### Dataset listings of figures
- - - -

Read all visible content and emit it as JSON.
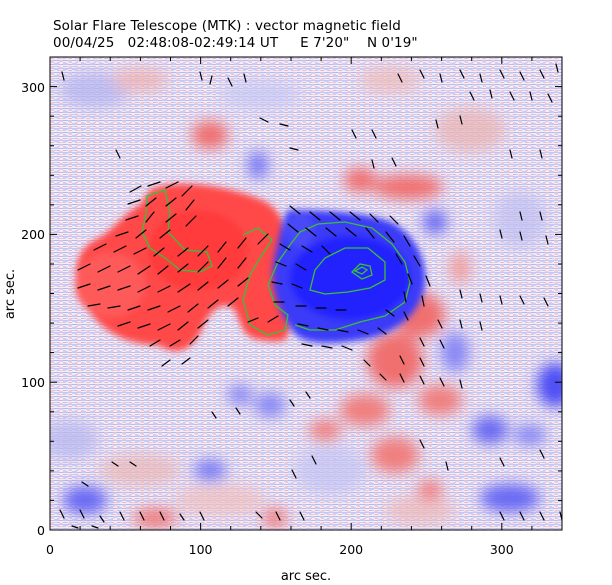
{
  "title": "Solar Flare Telescope (MTK) : vector magnetic field",
  "subtitle": {
    "date": "00/04/25",
    "time_range": "02:48:08-02:49:14 UT",
    "east": "E 7'20\"",
    "north": "N 0'19\""
  },
  "axes": {
    "x_label": "arc sec.",
    "y_label": "arc sec.",
    "x_ticks": [
      "0",
      "100",
      "200",
      "300"
    ],
    "y_ticks": [
      "0",
      "100",
      "200",
      "300"
    ],
    "x_range": [
      0,
      340
    ],
    "y_range": [
      0,
      320
    ]
  },
  "map": {
    "positive_polarity_color": "#ff5050",
    "negative_polarity_color": "#3c3cff",
    "contour_color": "#3bbf3b",
    "arrow_color": "#000000"
  }
}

- - - -

### Task instructions
Write out all the entries again, word for word, and print no images.

### Written response
Read all visible content and emit it as JSON.
{
  "title": "Solar Flare Telescope (MTK) : vector magnetic field",
  "subtitle": {
    "date": "00/04/25",
    "time_range": "02:48:08-02:49:14 UT",
    "east": "E 7'20\"",
    "north": "N 0'19\""
  },
  "axes": {
    "x_label": "arc sec.",
    "y_label": "arc sec.",
    "x_ticks": [
      "0",
      "100",
      "200",
      "300"
    ],
    "y_ticks": [
      "0",
      "100",
      "200",
      "300"
    ],
    "x_range": [
      0,
      340
    ],
    "y_range": [
      0,
      320
    ]
  },
  "map": {
    "positive_polarity_color": "#ff5050",
    "negative_polarity_color": "#3c3cff",
    "contour_color": "#3bbf3b",
    "arrow_color": "#000000"
  }
}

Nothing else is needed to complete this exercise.